**WHAT THE TASK REQUIRES:** Rewrite the items below with every "legend-label" changed to "legend-text" and nothing else altered, leaving out the pictures.

- - -

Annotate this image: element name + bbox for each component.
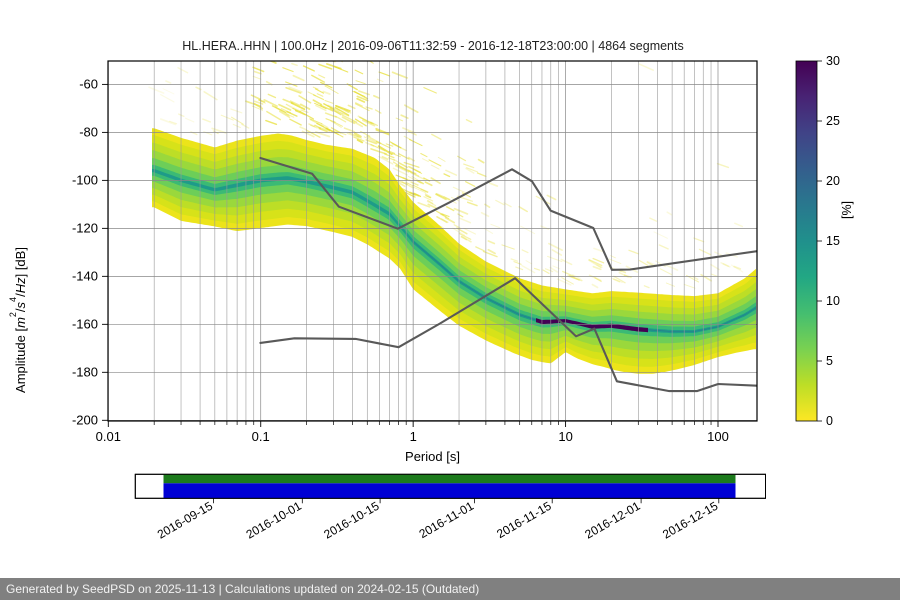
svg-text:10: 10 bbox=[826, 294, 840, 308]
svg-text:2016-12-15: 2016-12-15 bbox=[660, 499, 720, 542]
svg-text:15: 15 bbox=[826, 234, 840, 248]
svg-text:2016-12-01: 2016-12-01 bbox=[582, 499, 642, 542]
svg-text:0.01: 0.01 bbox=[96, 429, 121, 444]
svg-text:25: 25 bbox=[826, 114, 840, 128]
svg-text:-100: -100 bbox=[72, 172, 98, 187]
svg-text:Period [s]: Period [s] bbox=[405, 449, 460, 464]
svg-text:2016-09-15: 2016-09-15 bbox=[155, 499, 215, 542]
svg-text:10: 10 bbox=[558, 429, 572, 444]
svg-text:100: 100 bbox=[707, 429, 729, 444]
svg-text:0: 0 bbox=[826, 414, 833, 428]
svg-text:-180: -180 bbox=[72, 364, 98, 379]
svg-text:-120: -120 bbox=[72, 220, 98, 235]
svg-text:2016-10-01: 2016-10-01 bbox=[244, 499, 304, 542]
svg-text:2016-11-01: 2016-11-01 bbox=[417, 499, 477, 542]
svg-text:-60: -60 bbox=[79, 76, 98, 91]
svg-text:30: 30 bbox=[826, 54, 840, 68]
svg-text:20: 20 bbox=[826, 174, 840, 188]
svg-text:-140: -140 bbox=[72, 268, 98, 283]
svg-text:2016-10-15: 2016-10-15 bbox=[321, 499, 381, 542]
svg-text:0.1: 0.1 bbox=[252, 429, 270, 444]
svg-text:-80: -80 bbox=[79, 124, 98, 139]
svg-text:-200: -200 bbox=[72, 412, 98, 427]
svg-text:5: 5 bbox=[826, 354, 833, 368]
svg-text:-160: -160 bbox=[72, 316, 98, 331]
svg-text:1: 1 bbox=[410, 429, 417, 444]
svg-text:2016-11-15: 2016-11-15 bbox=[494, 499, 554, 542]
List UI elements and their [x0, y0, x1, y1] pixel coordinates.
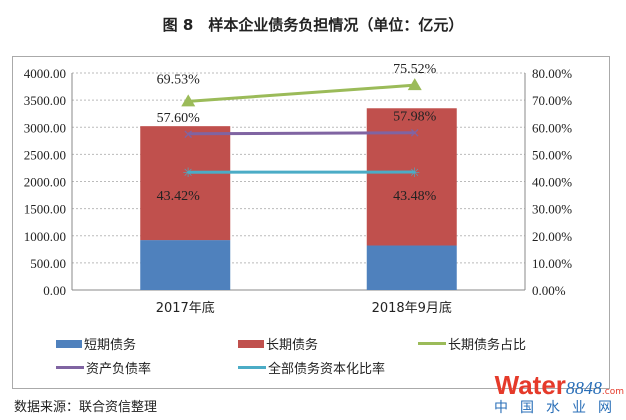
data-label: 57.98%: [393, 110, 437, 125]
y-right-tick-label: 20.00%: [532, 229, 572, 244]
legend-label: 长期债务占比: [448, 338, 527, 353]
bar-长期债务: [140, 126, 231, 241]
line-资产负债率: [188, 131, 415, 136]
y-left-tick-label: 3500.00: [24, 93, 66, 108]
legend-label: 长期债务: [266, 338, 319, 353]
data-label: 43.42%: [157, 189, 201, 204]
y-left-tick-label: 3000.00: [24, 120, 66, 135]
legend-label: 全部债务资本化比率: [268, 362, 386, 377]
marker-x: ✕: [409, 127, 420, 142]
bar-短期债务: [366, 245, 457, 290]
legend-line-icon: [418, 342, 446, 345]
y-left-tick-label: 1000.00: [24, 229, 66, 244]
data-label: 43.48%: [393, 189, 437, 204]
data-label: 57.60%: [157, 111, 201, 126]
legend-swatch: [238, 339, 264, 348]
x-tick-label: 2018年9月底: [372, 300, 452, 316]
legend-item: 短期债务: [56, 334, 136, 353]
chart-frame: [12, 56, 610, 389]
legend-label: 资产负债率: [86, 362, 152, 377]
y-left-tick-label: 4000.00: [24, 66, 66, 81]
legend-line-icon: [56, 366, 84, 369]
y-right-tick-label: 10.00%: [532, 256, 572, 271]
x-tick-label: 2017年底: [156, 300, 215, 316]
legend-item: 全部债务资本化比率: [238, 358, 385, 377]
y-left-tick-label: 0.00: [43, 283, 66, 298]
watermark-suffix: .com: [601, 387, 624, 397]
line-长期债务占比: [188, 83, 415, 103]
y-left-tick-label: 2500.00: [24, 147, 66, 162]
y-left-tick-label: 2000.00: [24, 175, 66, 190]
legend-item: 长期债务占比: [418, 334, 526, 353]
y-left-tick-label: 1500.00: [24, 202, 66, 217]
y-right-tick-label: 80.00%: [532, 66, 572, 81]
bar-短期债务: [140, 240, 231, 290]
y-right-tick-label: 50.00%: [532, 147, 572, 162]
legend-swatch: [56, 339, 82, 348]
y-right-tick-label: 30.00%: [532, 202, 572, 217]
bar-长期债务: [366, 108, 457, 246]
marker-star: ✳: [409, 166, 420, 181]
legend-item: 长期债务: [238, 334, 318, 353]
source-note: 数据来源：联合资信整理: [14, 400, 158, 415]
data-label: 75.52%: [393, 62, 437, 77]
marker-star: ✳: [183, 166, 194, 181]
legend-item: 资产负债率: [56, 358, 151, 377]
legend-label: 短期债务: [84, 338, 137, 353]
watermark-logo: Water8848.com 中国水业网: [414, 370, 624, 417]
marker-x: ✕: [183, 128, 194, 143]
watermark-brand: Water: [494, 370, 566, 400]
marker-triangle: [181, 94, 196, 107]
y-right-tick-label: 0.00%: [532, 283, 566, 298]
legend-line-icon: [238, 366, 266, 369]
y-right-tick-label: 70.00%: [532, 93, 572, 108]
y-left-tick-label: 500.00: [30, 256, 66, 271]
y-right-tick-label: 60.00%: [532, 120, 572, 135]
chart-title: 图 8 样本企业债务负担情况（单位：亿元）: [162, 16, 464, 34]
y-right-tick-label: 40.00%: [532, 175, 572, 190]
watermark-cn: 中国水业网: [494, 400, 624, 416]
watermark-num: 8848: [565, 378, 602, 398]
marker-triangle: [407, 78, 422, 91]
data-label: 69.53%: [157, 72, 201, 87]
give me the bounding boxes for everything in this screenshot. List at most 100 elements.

- - -

**THE ANSWER:**
Annotate this image: element name + bbox for each component.
svg-text:10: 10 bbox=[826, 294, 840, 308]
svg-text:2016-12-15: 2016-12-15 bbox=[660, 499, 720, 542]
svg-text:15: 15 bbox=[826, 234, 840, 248]
svg-text:2016-12-01: 2016-12-01 bbox=[582, 499, 642, 542]
svg-text:0.01: 0.01 bbox=[96, 429, 121, 444]
svg-text:25: 25 bbox=[826, 114, 840, 128]
svg-text:-100: -100 bbox=[72, 172, 98, 187]
svg-text:Period [s]: Period [s] bbox=[405, 449, 460, 464]
svg-text:2016-09-15: 2016-09-15 bbox=[155, 499, 215, 542]
svg-text:10: 10 bbox=[558, 429, 572, 444]
svg-text:100: 100 bbox=[707, 429, 729, 444]
svg-text:0: 0 bbox=[826, 414, 833, 428]
svg-text:-180: -180 bbox=[72, 364, 98, 379]
svg-text:-120: -120 bbox=[72, 220, 98, 235]
svg-text:2016-10-01: 2016-10-01 bbox=[244, 499, 304, 542]
svg-text:2016-11-01: 2016-11-01 bbox=[417, 499, 477, 542]
svg-text:-60: -60 bbox=[79, 76, 98, 91]
svg-text:30: 30 bbox=[826, 54, 840, 68]
svg-text:20: 20 bbox=[826, 174, 840, 188]
svg-text:-140: -140 bbox=[72, 268, 98, 283]
svg-text:2016-10-15: 2016-10-15 bbox=[321, 499, 381, 542]
svg-text:0.1: 0.1 bbox=[252, 429, 270, 444]
svg-text:-80: -80 bbox=[79, 124, 98, 139]
svg-text:-200: -200 bbox=[72, 412, 98, 427]
svg-text:5: 5 bbox=[826, 354, 833, 368]
svg-text:-160: -160 bbox=[72, 316, 98, 331]
svg-text:1: 1 bbox=[410, 429, 417, 444]
svg-text:2016-11-15: 2016-11-15 bbox=[494, 499, 554, 542]
List UI elements and their [x0, y0, x1, y1] pixel coordinates.
data-label: 57.98%: [393, 110, 437, 125]
y-right-tick-label: 20.00%: [532, 229, 572, 244]
legend-text: 长期债务占比: [448, 338, 527, 353]
bar-长期债务: [140, 126, 231, 241]
line-资产负债率: [188, 131, 415, 136]
y-left-tick-label: 3500.00: [24, 93, 66, 108]
legend-text: 长期债务: [266, 338, 319, 353]
data-label: 43.42%: [157, 189, 201, 204]
y-left-tick-label: 3000.00: [24, 120, 66, 135]
legend-text: 全部债务资本化比率: [268, 362, 386, 377]
marker-x: ✕: [409, 127, 420, 142]
bar-短期债务: [366, 245, 457, 290]
legend-line-icon: [418, 342, 446, 345]
y-left-tick-label: 1000.00: [24, 229, 66, 244]
data-label: 43.48%: [393, 189, 437, 204]
data-label: 57.60%: [157, 111, 201, 126]
legend-swatch: [238, 339, 264, 348]
x-tick-label: 2018年9月底: [372, 300, 452, 316]
legend-item: 短期债务: [56, 334, 136, 353]
chart-frame: [12, 56, 610, 389]
legend-text: 资产负债率: [86, 362, 152, 377]
y-left-tick-label: 4000.00: [24, 66, 66, 81]
legend-line-icon: [56, 366, 84, 369]
y-right-tick-label: 10.00%: [532, 256, 572, 271]
x-tick-label: 2017年底: [156, 300, 215, 316]
legend-item: 全部债务资本化比率: [238, 358, 385, 377]
y-left-tick-label: 0.00: [43, 283, 66, 298]
watermark-suffix: .com: [601, 387, 624, 397]
line-长期债务占比: [188, 83, 415, 103]
y-left-tick-label: 2500.00: [24, 147, 66, 162]
y-left-tick-label: 2000.00: [24, 175, 66, 190]
legend-item: 长期债务占比: [418, 334, 526, 353]
y-left-tick-label: 1500.00: [24, 202, 66, 217]
y-right-tick-label: 80.00%: [532, 66, 572, 81]
bar-短期债务: [140, 240, 231, 290]
y-right-tick-label: 50.00%: [532, 147, 572, 162]
legend-swatch: [56, 339, 82, 348]
y-right-tick-label: 30.00%: [532, 202, 572, 217]
bar-长期债务: [366, 108, 457, 246]
marker-star: ✳: [409, 166, 420, 181]
legend-item: 长期债务: [238, 334, 318, 353]
source-note: 数据来源：联合资信整理: [14, 400, 158, 415]
data-label: 75.52%: [393, 62, 437, 77]
marker-star: ✳: [183, 166, 194, 181]
legend-item: 资产负债率: [56, 358, 151, 377]
legend-text: 短期债务: [84, 338, 137, 353]
watermark-logo: Water8848.com 中国水业网: [414, 370, 624, 417]
marker-x: ✕: [183, 128, 194, 143]
watermark-brand: Water: [494, 370, 566, 400]
marker-triangle: [181, 94, 196, 107]
y-right-tick-label: 0.00%: [532, 283, 566, 298]
legend-line-icon: [238, 366, 266, 369]
y-right-tick-label: 70.00%: [532, 93, 572, 108]
y-left-tick-label: 500.00: [30, 256, 66, 271]
y-right-tick-label: 60.00%: [532, 120, 572, 135]
chart-title: 图 8 样本企业债务负担情况（单位：亿元）: [162, 16, 464, 34]
y-right-tick-label: 40.00%: [532, 175, 572, 190]
watermark-cn: 中国水业网: [494, 400, 624, 416]
watermark-num: 8848: [565, 378, 602, 398]
marker-triangle: [407, 78, 422, 91]
data-label: 69.53%: [157, 72, 201, 87]
give me the bounding boxes for everything in this screenshot. List at most 100 elements.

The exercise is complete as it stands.